• Your goal: Reproduce the items word for word, starting at the very beginning and ending at the line that contains "List every element", with both ends included. Leave the pictures out of your answer.

※

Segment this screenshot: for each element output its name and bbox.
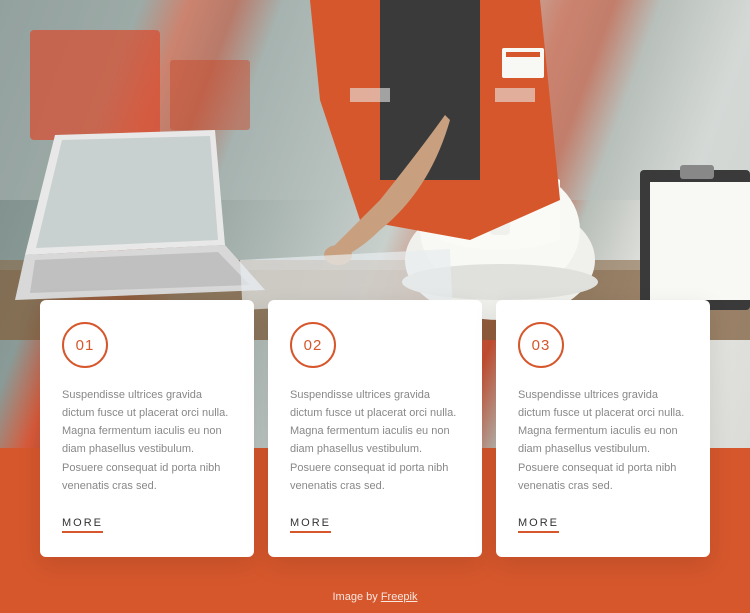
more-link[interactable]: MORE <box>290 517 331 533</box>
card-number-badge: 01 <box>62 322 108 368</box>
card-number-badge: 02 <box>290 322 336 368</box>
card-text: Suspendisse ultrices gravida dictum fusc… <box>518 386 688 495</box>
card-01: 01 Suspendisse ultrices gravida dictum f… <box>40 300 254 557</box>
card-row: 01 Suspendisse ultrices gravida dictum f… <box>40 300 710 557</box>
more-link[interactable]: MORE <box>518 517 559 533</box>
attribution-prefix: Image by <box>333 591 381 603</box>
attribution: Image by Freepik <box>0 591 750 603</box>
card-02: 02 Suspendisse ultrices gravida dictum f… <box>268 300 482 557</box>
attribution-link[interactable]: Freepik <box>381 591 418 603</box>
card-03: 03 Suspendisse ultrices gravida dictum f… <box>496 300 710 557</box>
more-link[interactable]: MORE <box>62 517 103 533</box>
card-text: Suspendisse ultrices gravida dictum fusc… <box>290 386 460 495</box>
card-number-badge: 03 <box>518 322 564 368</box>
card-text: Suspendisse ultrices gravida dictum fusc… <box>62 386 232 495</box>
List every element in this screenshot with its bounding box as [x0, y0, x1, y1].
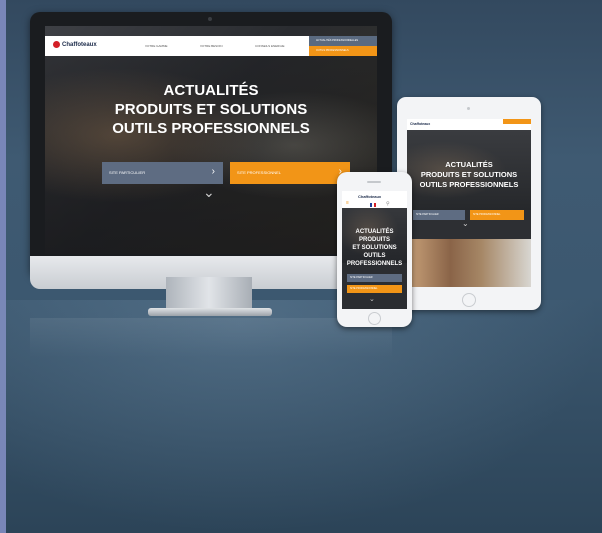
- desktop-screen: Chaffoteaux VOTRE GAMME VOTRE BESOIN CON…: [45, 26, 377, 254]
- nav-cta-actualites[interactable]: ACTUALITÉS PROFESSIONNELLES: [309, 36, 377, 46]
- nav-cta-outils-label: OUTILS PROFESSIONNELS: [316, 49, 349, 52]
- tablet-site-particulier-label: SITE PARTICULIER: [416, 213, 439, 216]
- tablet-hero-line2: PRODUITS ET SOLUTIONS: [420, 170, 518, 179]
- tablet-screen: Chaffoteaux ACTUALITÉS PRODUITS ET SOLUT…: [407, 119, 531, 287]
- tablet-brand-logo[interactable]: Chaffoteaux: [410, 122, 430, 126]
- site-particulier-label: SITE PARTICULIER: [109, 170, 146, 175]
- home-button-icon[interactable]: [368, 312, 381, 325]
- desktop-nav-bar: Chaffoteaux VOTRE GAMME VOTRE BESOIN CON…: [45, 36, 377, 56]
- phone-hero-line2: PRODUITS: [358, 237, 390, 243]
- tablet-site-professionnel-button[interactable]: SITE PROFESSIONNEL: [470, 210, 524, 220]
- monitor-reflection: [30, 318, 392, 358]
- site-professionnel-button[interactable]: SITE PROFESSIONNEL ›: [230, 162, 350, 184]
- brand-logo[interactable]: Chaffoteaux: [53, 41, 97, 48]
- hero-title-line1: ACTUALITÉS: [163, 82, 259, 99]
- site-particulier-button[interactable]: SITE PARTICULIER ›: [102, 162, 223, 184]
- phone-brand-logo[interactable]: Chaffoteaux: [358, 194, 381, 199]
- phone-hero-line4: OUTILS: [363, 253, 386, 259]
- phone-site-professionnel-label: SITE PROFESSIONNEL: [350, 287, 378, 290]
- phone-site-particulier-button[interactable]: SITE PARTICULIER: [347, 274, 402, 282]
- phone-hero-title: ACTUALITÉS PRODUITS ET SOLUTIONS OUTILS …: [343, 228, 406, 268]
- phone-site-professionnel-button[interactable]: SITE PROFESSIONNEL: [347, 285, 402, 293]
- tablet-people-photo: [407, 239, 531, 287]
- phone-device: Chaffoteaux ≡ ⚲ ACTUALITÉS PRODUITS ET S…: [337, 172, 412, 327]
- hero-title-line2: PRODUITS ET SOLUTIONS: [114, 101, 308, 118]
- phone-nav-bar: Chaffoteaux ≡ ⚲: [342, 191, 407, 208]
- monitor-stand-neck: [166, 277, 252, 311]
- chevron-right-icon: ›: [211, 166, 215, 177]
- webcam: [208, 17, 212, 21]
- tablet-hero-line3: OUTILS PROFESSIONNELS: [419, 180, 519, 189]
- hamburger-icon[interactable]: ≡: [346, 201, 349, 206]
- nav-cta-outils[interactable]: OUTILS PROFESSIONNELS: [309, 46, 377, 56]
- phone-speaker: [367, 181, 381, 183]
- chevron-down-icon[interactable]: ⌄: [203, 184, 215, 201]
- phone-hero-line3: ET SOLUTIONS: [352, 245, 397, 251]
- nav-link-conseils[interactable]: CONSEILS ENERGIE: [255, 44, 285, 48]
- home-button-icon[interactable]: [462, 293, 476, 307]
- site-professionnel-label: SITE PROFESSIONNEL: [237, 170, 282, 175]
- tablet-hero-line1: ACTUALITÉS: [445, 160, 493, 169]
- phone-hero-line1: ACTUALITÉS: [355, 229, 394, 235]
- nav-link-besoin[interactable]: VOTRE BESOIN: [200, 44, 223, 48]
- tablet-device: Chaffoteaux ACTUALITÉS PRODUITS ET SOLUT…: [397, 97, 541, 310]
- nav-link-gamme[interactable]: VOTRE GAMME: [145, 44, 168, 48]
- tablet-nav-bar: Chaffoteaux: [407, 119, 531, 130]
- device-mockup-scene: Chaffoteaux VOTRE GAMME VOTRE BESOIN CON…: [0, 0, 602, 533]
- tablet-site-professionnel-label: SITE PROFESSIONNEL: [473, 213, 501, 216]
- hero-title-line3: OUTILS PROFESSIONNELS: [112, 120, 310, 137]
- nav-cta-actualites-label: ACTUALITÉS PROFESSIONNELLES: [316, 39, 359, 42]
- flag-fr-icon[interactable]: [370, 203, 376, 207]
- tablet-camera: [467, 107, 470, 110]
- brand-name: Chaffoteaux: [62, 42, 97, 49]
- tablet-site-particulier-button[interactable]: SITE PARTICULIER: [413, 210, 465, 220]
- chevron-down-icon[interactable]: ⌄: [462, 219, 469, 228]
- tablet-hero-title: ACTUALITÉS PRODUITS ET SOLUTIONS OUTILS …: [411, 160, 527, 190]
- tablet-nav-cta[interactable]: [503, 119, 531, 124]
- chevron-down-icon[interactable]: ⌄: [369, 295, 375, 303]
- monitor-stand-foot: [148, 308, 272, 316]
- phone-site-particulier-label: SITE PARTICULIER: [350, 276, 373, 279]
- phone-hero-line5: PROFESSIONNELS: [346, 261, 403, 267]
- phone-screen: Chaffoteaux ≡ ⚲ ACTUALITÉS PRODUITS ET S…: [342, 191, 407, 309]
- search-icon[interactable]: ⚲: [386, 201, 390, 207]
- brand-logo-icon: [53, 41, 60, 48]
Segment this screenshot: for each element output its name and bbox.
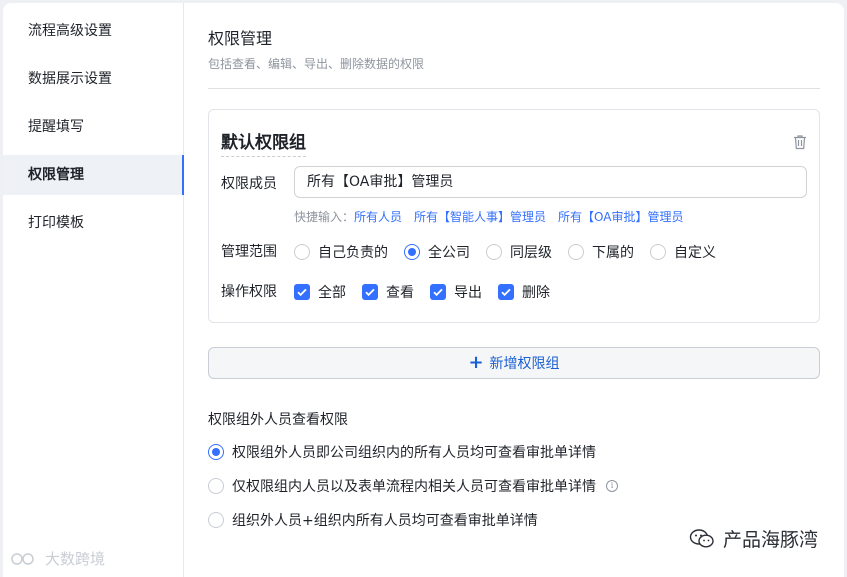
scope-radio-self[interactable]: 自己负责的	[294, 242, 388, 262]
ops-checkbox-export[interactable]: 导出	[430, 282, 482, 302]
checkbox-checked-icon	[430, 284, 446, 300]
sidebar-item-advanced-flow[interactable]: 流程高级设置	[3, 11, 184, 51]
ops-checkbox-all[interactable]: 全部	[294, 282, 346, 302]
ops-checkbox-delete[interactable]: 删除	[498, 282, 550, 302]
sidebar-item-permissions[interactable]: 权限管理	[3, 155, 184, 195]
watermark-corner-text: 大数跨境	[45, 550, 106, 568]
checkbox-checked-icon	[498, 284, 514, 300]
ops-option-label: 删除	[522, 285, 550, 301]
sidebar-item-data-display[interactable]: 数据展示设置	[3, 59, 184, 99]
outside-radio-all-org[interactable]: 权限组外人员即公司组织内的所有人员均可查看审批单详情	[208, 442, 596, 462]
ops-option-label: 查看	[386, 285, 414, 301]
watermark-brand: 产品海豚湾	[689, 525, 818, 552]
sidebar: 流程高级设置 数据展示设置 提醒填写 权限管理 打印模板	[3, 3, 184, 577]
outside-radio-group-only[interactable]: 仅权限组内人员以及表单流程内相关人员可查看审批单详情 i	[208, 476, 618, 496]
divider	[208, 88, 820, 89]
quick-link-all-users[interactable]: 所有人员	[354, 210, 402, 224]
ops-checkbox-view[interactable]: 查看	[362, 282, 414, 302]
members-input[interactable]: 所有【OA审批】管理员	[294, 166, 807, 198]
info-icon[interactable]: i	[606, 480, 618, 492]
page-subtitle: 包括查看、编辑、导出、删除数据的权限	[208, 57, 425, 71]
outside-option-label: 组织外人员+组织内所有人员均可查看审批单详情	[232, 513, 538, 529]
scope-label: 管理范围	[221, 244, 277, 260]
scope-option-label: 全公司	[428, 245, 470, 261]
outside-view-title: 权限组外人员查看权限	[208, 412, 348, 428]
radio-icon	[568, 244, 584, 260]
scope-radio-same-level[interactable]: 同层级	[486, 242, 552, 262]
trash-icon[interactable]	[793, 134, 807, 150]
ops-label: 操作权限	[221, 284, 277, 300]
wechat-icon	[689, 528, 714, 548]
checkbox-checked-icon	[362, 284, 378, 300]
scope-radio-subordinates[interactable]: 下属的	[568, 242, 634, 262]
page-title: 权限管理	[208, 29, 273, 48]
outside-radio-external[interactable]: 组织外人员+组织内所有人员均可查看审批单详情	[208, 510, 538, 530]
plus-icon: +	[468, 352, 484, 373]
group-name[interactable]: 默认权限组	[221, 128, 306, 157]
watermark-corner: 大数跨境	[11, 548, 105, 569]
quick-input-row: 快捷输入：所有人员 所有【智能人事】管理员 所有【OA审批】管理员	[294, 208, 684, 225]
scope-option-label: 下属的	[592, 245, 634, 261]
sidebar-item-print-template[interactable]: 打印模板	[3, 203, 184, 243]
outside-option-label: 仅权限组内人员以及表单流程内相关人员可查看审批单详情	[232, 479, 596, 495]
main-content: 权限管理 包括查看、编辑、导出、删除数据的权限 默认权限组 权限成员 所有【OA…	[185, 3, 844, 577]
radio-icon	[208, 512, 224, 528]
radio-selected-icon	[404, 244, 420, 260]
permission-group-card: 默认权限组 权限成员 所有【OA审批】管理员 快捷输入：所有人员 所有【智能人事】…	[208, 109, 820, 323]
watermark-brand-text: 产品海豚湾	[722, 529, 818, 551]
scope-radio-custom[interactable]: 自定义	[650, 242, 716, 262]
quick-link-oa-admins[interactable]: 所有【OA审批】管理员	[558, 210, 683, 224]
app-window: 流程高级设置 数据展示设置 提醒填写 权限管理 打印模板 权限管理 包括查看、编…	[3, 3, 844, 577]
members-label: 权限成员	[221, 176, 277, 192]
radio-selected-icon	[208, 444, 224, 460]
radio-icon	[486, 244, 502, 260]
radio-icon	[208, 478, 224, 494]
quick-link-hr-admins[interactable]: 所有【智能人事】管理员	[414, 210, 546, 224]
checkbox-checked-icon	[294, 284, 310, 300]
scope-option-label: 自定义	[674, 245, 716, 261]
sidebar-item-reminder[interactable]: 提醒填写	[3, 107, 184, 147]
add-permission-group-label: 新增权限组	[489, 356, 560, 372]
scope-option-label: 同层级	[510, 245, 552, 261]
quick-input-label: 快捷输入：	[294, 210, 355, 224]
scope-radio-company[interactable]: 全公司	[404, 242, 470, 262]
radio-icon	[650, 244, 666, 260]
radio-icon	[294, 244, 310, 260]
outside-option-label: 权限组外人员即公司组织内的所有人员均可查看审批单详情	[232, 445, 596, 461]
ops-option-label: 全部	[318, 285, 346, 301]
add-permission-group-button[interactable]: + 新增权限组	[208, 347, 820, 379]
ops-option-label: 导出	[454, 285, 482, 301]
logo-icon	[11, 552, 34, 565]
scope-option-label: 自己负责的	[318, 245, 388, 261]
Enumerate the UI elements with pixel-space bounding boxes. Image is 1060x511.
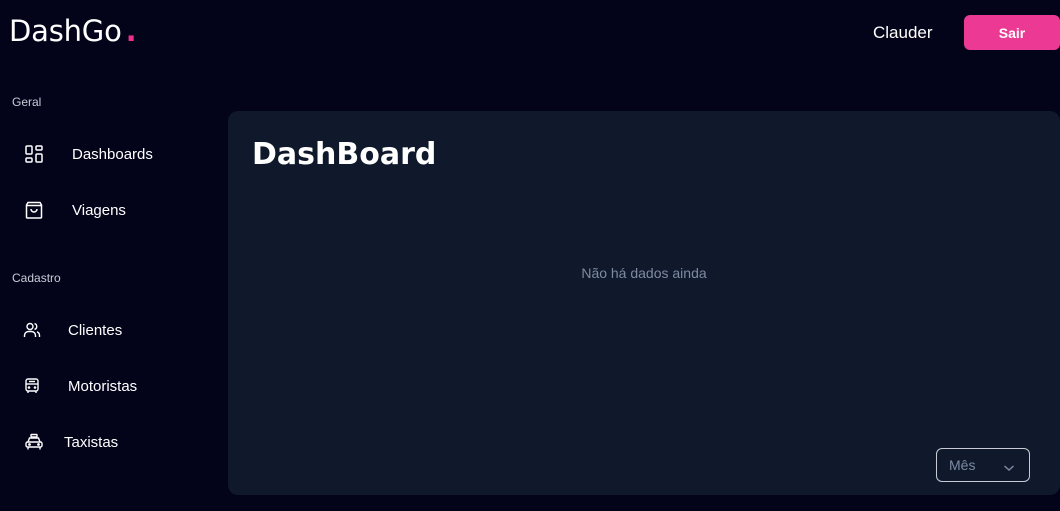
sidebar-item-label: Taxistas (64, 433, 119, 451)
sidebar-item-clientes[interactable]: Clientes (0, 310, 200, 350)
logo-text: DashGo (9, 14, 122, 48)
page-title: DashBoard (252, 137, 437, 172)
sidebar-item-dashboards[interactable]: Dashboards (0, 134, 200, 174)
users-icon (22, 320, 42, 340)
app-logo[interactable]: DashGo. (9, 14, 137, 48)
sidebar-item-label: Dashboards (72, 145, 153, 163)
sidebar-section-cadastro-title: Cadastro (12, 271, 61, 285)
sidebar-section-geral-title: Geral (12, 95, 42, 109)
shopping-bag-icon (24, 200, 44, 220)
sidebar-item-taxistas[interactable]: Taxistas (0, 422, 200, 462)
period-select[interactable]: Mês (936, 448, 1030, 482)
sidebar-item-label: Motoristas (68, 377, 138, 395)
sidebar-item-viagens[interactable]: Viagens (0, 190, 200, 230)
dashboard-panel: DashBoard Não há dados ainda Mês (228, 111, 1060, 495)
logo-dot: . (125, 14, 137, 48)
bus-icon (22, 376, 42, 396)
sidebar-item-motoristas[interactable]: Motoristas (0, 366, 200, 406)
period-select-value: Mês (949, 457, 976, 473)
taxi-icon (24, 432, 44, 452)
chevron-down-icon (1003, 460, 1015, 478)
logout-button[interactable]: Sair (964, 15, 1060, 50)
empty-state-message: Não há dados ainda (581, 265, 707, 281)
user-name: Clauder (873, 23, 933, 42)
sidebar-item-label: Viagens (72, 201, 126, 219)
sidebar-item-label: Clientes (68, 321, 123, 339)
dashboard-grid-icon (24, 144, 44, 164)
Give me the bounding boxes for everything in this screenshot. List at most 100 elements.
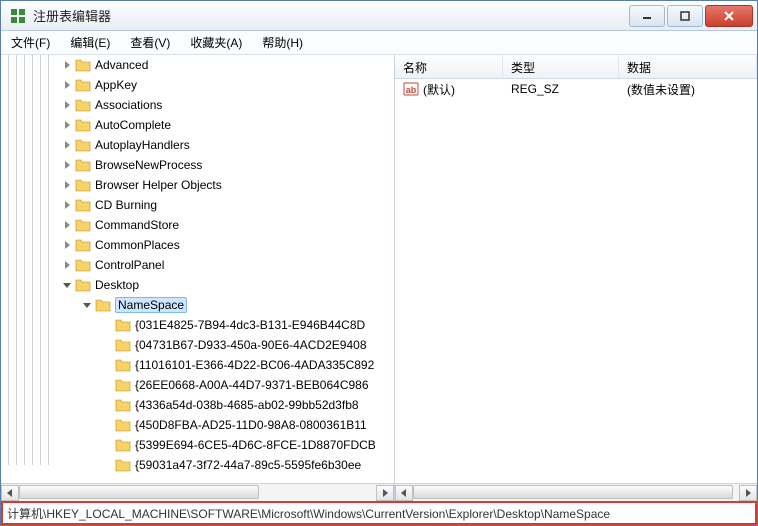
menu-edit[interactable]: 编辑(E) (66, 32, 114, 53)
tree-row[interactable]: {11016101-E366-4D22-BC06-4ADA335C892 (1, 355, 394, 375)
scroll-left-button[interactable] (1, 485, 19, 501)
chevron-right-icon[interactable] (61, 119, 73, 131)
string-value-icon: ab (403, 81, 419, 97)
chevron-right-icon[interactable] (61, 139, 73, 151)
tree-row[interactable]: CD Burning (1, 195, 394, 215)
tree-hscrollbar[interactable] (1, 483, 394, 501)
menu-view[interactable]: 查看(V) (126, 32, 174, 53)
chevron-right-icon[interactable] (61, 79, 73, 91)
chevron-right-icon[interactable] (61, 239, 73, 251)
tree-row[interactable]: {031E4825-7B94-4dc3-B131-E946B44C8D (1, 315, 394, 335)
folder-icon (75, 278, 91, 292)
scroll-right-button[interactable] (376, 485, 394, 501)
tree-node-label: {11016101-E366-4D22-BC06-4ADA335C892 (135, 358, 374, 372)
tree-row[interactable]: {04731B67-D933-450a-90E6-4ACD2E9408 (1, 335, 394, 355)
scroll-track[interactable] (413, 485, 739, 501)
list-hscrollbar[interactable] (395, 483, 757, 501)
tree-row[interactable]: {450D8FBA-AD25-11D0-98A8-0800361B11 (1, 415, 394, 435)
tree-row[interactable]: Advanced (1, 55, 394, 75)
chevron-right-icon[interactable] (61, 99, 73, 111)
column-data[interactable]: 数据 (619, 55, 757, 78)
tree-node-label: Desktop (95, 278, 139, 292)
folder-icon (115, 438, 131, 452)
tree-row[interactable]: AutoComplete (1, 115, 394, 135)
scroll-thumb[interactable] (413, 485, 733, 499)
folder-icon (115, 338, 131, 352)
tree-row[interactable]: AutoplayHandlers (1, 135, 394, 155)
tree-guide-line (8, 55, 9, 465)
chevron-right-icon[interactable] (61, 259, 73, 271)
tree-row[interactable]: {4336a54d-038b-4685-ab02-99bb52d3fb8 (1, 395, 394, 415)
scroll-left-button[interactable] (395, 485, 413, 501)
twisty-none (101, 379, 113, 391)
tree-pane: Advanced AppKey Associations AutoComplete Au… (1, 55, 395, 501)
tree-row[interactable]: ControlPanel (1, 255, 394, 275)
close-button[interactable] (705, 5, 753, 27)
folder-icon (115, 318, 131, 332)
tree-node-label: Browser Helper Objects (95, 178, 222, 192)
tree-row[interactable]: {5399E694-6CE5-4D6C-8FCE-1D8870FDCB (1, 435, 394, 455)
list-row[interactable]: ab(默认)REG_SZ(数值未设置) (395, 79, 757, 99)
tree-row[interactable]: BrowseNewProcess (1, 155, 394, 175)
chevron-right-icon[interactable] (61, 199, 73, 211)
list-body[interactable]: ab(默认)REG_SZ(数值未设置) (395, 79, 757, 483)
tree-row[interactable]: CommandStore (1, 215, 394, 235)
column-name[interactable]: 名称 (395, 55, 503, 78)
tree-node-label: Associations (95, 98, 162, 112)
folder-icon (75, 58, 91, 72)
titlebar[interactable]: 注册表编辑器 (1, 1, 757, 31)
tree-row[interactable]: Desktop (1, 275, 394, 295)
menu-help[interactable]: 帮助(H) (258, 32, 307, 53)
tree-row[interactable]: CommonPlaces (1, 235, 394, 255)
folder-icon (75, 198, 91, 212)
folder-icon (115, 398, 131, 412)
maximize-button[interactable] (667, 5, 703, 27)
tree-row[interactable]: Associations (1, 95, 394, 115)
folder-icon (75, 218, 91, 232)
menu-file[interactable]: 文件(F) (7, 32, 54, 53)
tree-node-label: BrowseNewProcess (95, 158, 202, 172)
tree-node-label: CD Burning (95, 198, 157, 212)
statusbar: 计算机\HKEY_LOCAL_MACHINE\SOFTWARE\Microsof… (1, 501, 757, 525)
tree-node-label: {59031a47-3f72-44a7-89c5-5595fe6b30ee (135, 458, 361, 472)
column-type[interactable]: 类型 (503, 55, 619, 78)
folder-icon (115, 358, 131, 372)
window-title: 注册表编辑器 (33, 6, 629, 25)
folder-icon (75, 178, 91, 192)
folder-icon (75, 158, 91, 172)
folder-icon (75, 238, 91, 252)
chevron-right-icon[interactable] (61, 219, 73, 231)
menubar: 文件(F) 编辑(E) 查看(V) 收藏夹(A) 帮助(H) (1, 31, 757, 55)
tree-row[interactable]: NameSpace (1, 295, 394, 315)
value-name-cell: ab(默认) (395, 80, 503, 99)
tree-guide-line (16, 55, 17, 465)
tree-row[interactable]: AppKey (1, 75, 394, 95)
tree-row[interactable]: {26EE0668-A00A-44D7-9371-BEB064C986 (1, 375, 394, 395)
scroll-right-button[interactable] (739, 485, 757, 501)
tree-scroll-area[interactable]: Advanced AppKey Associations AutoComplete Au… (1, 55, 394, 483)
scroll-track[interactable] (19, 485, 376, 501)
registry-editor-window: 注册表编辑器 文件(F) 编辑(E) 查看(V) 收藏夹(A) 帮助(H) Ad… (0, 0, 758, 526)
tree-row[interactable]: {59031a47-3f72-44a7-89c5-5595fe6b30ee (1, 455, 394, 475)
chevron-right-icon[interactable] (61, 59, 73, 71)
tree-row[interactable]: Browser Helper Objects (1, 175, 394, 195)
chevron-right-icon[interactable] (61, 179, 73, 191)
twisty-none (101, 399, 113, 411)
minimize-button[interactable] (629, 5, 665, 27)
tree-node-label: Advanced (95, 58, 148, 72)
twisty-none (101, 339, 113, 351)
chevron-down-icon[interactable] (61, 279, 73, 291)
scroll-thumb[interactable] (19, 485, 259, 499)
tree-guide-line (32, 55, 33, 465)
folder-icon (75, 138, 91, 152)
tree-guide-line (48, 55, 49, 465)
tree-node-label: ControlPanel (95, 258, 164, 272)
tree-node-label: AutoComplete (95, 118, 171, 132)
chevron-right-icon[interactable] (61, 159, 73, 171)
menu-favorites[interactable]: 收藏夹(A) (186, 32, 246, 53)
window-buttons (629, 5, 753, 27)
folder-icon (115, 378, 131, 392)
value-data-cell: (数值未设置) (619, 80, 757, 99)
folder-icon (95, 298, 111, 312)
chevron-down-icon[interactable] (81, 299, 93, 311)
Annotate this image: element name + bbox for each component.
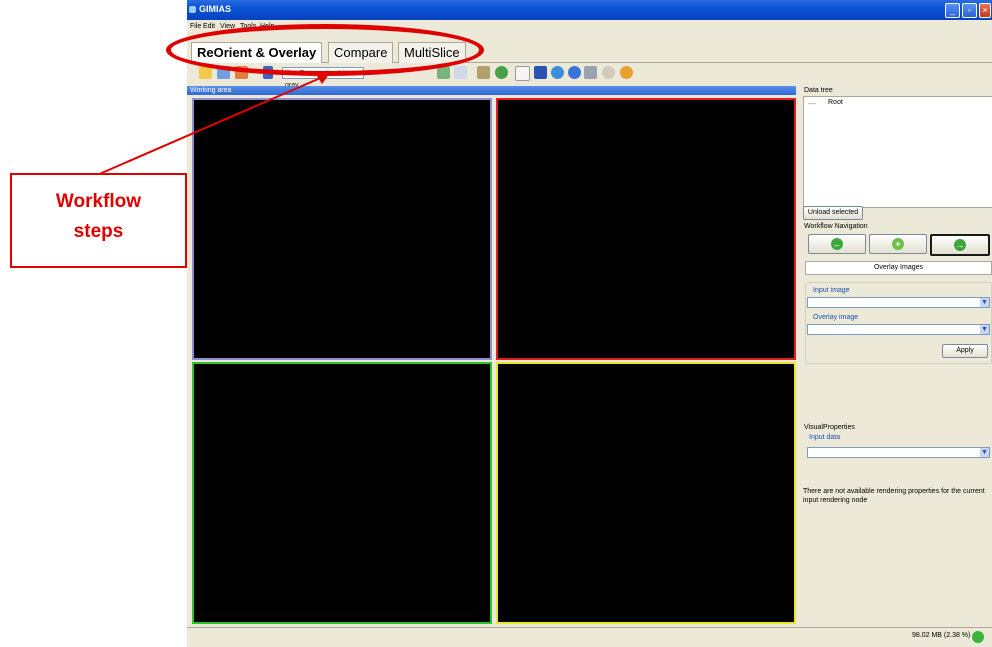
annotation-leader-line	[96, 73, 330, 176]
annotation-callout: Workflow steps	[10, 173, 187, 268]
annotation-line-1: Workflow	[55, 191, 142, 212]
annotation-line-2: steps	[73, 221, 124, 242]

※

• Expected output:
Segment this screenshot: for each element output its name and bbox.
more-link[interactable]: MORE <box>290 517 331 533</box>
card-number-badge: 01 <box>62 322 108 368</box>
card-number-badge: 02 <box>290 322 336 368</box>
card-text: Suspendisse ultrices gravida dictum fusc… <box>518 386 688 495</box>
card-01: 01 Suspendisse ultrices gravida dictum f… <box>40 300 254 557</box>
card-row: 01 Suspendisse ultrices gravida dictum f… <box>40 300 710 557</box>
more-link[interactable]: MORE <box>518 517 559 533</box>
attribution-prefix: Image by <box>333 591 381 603</box>
attribution: Image by Freepik <box>0 591 750 603</box>
card-02: 02 Suspendisse ultrices gravida dictum f… <box>268 300 482 557</box>
attribution-link[interactable]: Freepik <box>381 591 418 603</box>
card-03: 03 Suspendisse ultrices gravida dictum f… <box>496 300 710 557</box>
more-link[interactable]: MORE <box>62 517 103 533</box>
card-text: Suspendisse ultrices gravida dictum fusc… <box>290 386 460 495</box>
card-number-badge: 03 <box>518 322 564 368</box>
card-text: Suspendisse ultrices gravida dictum fusc… <box>62 386 232 495</box>
List every element in this screenshot with its bounding box as [x0, y0, x1, y1].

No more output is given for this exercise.